§ Written exercise
Every line of the data must be copied exactly.

(Records contained in a dataset)

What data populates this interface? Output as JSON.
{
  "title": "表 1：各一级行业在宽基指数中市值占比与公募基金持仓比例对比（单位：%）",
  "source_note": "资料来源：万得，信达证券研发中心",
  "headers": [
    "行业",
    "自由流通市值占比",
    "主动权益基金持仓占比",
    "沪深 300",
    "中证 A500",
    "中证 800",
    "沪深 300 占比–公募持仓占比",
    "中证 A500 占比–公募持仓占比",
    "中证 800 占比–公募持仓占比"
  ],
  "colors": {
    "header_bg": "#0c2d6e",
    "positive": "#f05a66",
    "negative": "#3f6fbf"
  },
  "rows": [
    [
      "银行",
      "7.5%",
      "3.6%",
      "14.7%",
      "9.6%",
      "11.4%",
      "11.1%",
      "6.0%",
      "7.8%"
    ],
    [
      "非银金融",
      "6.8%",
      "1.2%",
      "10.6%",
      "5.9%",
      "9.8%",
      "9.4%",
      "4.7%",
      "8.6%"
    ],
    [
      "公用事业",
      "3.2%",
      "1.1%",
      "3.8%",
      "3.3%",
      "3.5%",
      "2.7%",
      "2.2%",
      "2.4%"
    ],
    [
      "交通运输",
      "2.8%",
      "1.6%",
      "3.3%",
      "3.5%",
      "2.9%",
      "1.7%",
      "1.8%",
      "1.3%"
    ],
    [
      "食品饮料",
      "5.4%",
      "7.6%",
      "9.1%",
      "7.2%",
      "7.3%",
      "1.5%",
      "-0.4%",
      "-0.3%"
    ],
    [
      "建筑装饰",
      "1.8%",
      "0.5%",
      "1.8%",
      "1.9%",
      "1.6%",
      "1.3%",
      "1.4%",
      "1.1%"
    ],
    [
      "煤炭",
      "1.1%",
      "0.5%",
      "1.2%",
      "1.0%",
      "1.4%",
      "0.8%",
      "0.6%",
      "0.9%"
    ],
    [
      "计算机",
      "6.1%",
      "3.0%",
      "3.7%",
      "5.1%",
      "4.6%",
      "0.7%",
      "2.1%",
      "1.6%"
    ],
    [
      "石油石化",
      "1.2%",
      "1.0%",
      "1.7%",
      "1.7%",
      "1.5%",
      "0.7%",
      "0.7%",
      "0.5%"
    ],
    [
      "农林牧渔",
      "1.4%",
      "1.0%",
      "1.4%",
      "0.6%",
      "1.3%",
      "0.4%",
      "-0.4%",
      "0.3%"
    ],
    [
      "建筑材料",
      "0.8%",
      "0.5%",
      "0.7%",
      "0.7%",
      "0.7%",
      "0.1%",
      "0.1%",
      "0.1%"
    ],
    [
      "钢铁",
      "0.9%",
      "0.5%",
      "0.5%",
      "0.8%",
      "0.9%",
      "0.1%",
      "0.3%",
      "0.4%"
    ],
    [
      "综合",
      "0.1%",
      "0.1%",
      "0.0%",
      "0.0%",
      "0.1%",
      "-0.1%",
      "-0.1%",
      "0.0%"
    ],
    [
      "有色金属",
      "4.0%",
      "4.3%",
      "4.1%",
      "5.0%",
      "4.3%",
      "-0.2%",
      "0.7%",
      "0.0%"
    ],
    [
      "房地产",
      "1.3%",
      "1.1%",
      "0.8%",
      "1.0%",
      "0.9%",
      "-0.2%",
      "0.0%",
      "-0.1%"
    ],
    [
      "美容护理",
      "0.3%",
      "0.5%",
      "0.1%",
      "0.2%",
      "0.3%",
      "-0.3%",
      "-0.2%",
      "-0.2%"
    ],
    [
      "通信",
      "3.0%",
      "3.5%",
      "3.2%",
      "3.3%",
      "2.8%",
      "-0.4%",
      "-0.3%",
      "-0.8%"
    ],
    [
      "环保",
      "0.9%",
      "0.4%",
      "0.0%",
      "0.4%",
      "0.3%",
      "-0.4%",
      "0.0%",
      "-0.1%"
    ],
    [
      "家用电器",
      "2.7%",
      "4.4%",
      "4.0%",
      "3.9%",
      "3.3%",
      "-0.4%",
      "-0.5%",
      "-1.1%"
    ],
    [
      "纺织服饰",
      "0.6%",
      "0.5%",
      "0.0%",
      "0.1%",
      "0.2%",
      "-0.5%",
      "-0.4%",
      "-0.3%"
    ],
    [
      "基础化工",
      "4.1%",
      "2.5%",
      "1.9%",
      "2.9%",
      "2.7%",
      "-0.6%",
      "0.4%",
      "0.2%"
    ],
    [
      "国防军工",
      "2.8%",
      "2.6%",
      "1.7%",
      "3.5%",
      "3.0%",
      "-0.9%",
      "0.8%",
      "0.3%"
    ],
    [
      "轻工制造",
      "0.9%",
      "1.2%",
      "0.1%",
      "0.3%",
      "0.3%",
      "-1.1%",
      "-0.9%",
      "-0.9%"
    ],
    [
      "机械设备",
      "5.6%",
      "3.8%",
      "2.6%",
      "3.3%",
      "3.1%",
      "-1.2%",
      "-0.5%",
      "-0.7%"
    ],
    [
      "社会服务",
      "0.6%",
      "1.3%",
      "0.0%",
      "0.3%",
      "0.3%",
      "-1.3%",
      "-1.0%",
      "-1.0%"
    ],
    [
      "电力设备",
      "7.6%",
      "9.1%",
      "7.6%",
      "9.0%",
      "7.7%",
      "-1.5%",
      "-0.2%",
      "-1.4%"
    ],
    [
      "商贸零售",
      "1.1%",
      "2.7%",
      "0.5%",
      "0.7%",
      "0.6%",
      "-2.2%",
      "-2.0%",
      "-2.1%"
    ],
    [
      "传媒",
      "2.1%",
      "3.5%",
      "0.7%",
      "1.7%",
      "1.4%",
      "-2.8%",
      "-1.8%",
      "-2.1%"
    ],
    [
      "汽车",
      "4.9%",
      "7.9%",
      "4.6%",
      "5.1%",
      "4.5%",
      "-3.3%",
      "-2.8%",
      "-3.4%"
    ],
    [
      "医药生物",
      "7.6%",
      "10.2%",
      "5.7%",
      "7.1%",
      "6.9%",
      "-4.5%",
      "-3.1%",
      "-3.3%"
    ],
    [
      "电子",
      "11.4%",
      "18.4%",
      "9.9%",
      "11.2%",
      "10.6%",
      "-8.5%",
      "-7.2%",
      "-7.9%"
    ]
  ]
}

§ Response
What data populates this interface? Output as JSON.
{
  "title": "表 1：各一级行业在宽基指数中市值占比与公募基金持仓比例对比（单位：%）",
  "source_note": "资料来源：万得，信达证券研发中心",
  "headers": [
    "行业",
    "自由流通市值占比",
    "主动权益基金持仓占比",
    "沪深 300",
    "中证 A500",
    "中证 800",
    "沪深 300 占比–公募持仓占比",
    "中证 A500 占比–公募持仓占比",
    "中证 800 占比–公募持仓占比"
  ],
  "colors": {
    "header_bg": "#0c2d6e",
    "positive": "#f05a66",
    "negative": "#3f6fbf"
  },
  "rows": [
    [
      "银行",
      "7.5%",
      "3.6%",
      "14.7%",
      "9.6%",
      "11.4%",
      "11.1%",
      "6.0%",
      "7.8%"
    ],
    [
      "非银金融",
      "6.8%",
      "1.2%",
      "10.6%",
      "5.9%",
      "9.8%",
      "9.4%",
      "4.7%",
      "8.6%"
    ],
    [
      "公用事业",
      "3.2%",
      "1.1%",
      "3.8%",
      "3.3%",
      "3.5%",
      "2.7%",
      "2.2%",
      "2.4%"
    ],
    [
      "交通运输",
      "2.8%",
      "1.6%",
      "3.3%",
      "3.5%",
      "2.9%",
      "1.7%",
      "1.8%",
      "1.3%"
    ],
    [
      "食品饮料",
      "5.4%",
      "7.6%",
      "9.1%",
      "7.2%",
      "7.3%",
      "1.5%",
      "-0.4%",
      "-0.3%"
    ],
    [
      "建筑装饰",
      "1.8%",
      "0.5%",
      "1.8%",
      "1.9%",
      "1.6%",
      "1.3%",
      "1.4%",
      "1.1%"
    ],
    [
      "煤炭",
      "1.1%",
      "0.5%",
      "1.2%",
      "1.0%",
      "1.4%",
      "0.8%",
      "0.6%",
      "0.9%"
    ],
    [
      "计算机",
      "6.1%",
      "3.0%",
      "3.7%",
      "5.1%",
      "4.6%",
      "0.7%",
      "2.1%",
      "1.6%"
    ],
    [
      "石油石化",
      "1.2%",
      "1.0%",
      "1.7%",
      "1.7%",
      "1.5%",
      "0.7%",
      "0.7%",
      "0.5%"
    ],
    [
      "农林牧渔",
      "1.4%",
      "1.0%",
      "1.4%",
      "0.6%",
      "1.3%",
      "0.4%",
      "-0.4%",
      "0.3%"
    ],
    [
      "建筑材料",
      "0.8%",
      "0.5%",
      "0.7%",
      "0.7%",
      "0.7%",
      "0.1%",
      "0.1%",
      "0.1%"
    ],
    [
      "钢铁",
      "0.9%",
      "0.5%",
      "0.5%",
      "0.8%",
      "0.9%",
      "0.1%",
      "0.3%",
      "0.4%"
    ],
    [
      "综合",
      "0.1%",
      "0.1%",
      "0.0%",
      "0.0%",
      "0.1%",
      "-0.1%",
      "-0.1%",
      "0.0%"
    ],
    [
      "有色金属",
      "4.0%",
      "4.3%",
      "4.1%",
      "5.0%",
      "4.3%",
      "-0.2%",
      "0.7%",
      "0.0%"
    ],
    [
      "房地产",
      "1.3%",
      "1.1%",
      "0.8%",
      "1.0%",
      "0.9%",
      "-0.2%",
      "0.0%",
      "-0.1%"
    ],
    [
      "美容护理",
      "0.3%",
      "0.5%",
      "0.1%",
      "0.2%",
      "0.3%",
      "-0.3%",
      "-0.2%",
      "-0.2%"
    ],
    [
      "通信",
      "3.0%",
      "3.5%",
      "3.2%",
      "3.3%",
      "2.8%",
      "-0.4%",
      "-0.3%",
      "-0.8%"
    ],
    [
      "环保",
      "0.9%",
      "0.4%",
      "0.0%",
      "0.4%",
      "0.3%",
      "-0.4%",
      "0.0%",
      "-0.1%"
    ],
    [
      "家用电器",
      "2.7%",
      "4.4%",
      "4.0%",
      "3.9%",
      "3.3%",
      "-0.4%",
      "-0.5%",
      "-1.1%"
    ],
    [
      "纺织服饰",
      "0.6%",
      "0.5%",
      "0.0%",
      "0.1%",
      "0.2%",
      "-0.5%",
      "-0.4%",
      "-0.3%"
    ],
    [
      "基础化工",
      "4.1%",
      "2.5%",
      "1.9%",
      "2.9%",
      "2.7%",
      "-0.6%",
      "0.4%",
      "0.2%"
    ],
    [
      "国防军工",
      "2.8%",
      "2.6%",
      "1.7%",
      "3.5%",
      "3.0%",
      "-0.9%",
      "0.8%",
      "0.3%"
    ],
    [
      "轻工制造",
      "0.9%",
      "1.2%",
      "0.1%",
      "0.3%",
      "0.3%",
      "-1.1%",
      "-0.9%",
      "-0.9%"
    ],
    [
      "机械设备",
      "5.6%",
      "3.8%",
      "2.6%",
      "3.3%",
      "3.1%",
      "-1.2%",
      "-0.5%",
      "-0.7%"
    ],
    [
      "社会服务",
      "0.6%",
      "1.3%",
      "0.0%",
      "0.3%",
      "0.3%",
      "-1.3%",
      "-1.0%",
      "-1.0%"
    ],
    [
      "电力设备",
      "7.6%",
      "9.1%",
      "7.6%",
      "9.0%",
      "7.7%",
      "-1.5%",
      "-0.2%",
      "-1.4%"
    ],
    [
      "商贸零售",
      "1.1%",
      "2.7%",
      "0.5%",
      "0.7%",
      "0.6%",
      "-2.2%",
      "-2.0%",
      "-2.1%"
    ],
    [
      "传媒",
      "2.1%",
      "3.5%",
      "0.7%",
      "1.7%",
      "1.4%",
      "-2.8%",
      "-1.8%",
      "-2.1%"
    ],
    [
      "汽车",
      "4.9%",
      "7.9%",
      "4.6%",
      "5.1%",
      "4.5%",
      "-3.3%",
      "-2.8%",
      "-3.4%"
    ],
    [
      "医药生物",
      "7.6%",
      "10.2%",
      "5.7%",
      "7.1%",
      "6.9%",
      "-4.5%",
      "-3.1%",
      "-3.3%"
    ],
    [
      "电子",
      "11.4%",
      "18.4%",
      "9.9%",
      "11.2%",
      "10.6%",
      "-8.5%",
      "-7.2%",
      "-7.9%"
    ]
  ]
}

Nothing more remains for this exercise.